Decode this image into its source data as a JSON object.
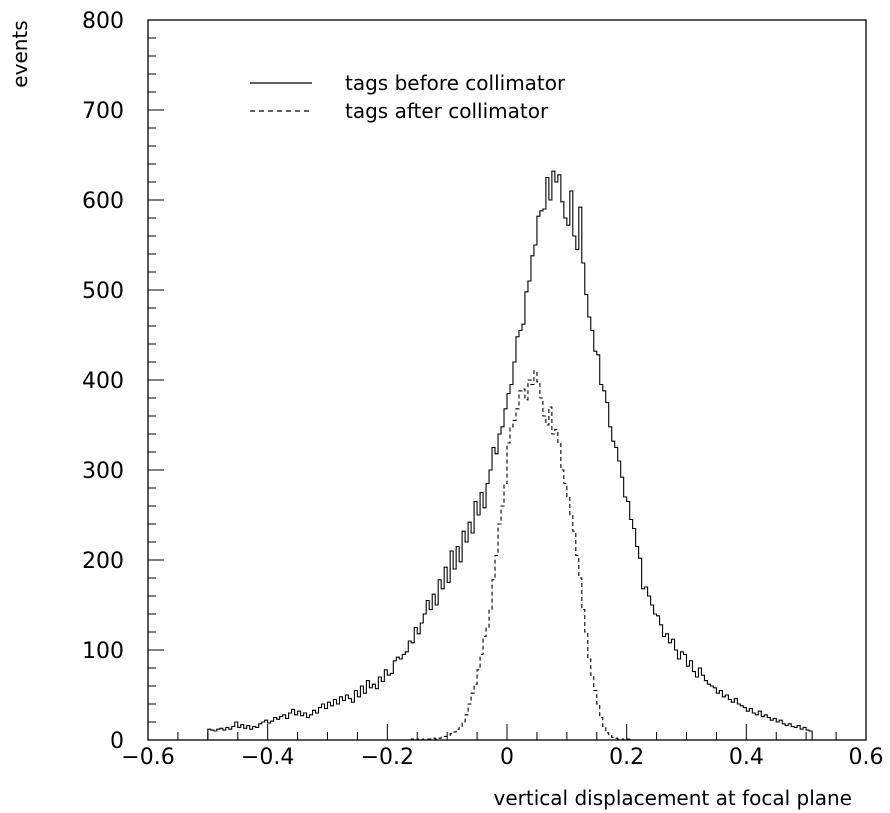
{
  "chart_data": {
    "type": "line",
    "style": "step-histogram",
    "xlabel": "vertical displacement at focal plane",
    "ylabel": "events",
    "xlim": [
      -0.6,
      0.6
    ],
    "ylim": [
      0,
      800
    ],
    "x_ticks": [
      -0.6,
      -0.4,
      -0.2,
      0,
      0.2,
      0.4,
      0.6
    ],
    "x_tick_labels": [
      "−0.6",
      "−0.4",
      "−0.2",
      "0",
      "0.2",
      "0.4",
      "0.6"
    ],
    "y_ticks": [
      0,
      100,
      200,
      300,
      400,
      500,
      600,
      700,
      800
    ],
    "y_tick_labels": [
      "0",
      "100",
      "200",
      "300",
      "400",
      "500",
      "600",
      "700",
      "800"
    ],
    "grid": false,
    "legend_position": "top-left",
    "bin_width": 0.005,
    "series": [
      {
        "name": "tags before collimator",
        "line_style": "solid",
        "x_start": -0.5,
        "values": [
          12,
          11,
          10,
          12,
          13,
          11,
          14,
          12,
          15,
          20,
          14,
          17,
          13,
          16,
          12,
          15,
          14,
          18,
          20,
          22,
          19,
          21,
          25,
          23,
          26,
          28,
          24,
          30,
          34,
          28,
          32,
          27,
          30,
          25,
          28,
          33,
          30,
          36,
          40,
          35,
          42,
          38,
          45,
          40,
          48,
          44,
          50,
          46,
          42,
          55,
          48,
          60,
          52,
          66,
          58,
          62,
          57,
          70,
          65,
          78,
          72,
          74,
          88,
          92,
          90,
          95,
          98,
          110,
          108,
          125,
          118,
          130,
          140,
          155,
          145,
          162,
          150,
          178,
          168,
          192,
          175,
          210,
          190,
          215,
          198,
          232,
          220,
          242,
          230,
          265,
          250,
          275,
          258,
          285,
          300,
          325,
          318,
          340,
          348,
          368,
          385,
          395,
          420,
          448,
          455,
          462,
          498,
          510,
          538,
          550,
          582,
          588,
          590,
          625,
          600,
          632,
          620,
          628,
          598,
          580,
          572,
          610,
          560,
          545,
          592,
          530,
          495,
          470,
          455,
          432,
          428,
          395,
          388,
          375,
          348,
          332,
          325,
          310,
          292,
          270,
          265,
          245,
          235,
          215,
          202,
          168,
          170,
          160,
          150,
          140,
          138,
          128,
          115,
          118,
          108,
          112,
          100,
          90,
          98,
          95,
          82,
          88,
          76,
          70,
          80,
          72,
          66,
          62,
          60,
          58,
          52,
          55,
          48,
          50,
          45,
          42,
          46,
          40,
          38,
          36,
          32,
          35,
          30,
          28,
          32,
          26,
          28,
          25,
          22,
          24,
          20,
          22,
          18,
          16,
          18,
          15,
          14,
          16,
          12,
          14,
          11,
          10
        ]
      },
      {
        "name": "tags after collimator",
        "line_style": "dashed",
        "x_start": -0.5,
        "values": [
          0,
          0,
          0,
          0,
          0,
          0,
          0,
          0,
          0,
          0,
          0,
          0,
          0,
          0,
          0,
          0,
          0,
          0,
          0,
          0,
          0,
          0,
          0,
          0,
          0,
          0,
          0,
          0,
          0,
          0,
          0,
          0,
          0,
          0,
          0,
          0,
          0,
          0,
          0,
          0,
          0,
          0,
          0,
          0,
          0,
          0,
          0,
          0,
          0,
          0,
          0,
          0,
          0,
          0,
          0,
          0,
          0,
          0,
          0,
          0,
          0,
          0,
          0,
          0,
          0,
          0,
          0,
          0,
          1,
          0,
          1,
          1,
          0,
          1,
          1,
          2,
          1,
          2,
          3,
          4,
          5,
          7,
          9,
          12,
          15,
          20,
          28,
          40,
          52,
          62,
          78,
          95,
          115,
          125,
          145,
          178,
          205,
          240,
          260,
          285,
          330,
          348,
          355,
          368,
          388,
          390,
          378,
          400,
          395,
          410,
          398,
          380,
          360,
          350,
          370,
          340,
          345,
          330,
          300,
          285,
          270,
          250,
          232,
          205,
          180,
          145,
          120,
          90,
          72,
          55,
          40,
          25,
          15,
          8,
          5,
          3,
          2,
          1,
          1,
          0,
          1,
          0,
          0,
          0,
          0,
          0,
          0,
          0,
          0,
          0,
          0,
          0,
          0,
          0,
          0,
          0,
          0,
          0,
          0,
          0,
          0,
          0,
          0,
          0,
          0,
          0,
          0,
          0,
          0,
          0,
          0,
          0,
          0,
          0,
          0,
          0,
          0,
          0,
          0,
          0,
          0,
          0,
          0,
          0,
          0,
          0,
          0,
          0,
          0,
          0,
          0,
          0,
          0,
          0,
          0,
          0,
          0,
          0,
          0,
          0,
          0,
          0,
          0,
          0,
          0
        ]
      }
    ]
  }
}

■ **GIVEN TASK**
Copy, from the material above, each line in which the string "tags" occurs.

■ **OUTPUT OF THE EXERCISE**
        "name": "tags before collimator",
        "name": "tags after collimator",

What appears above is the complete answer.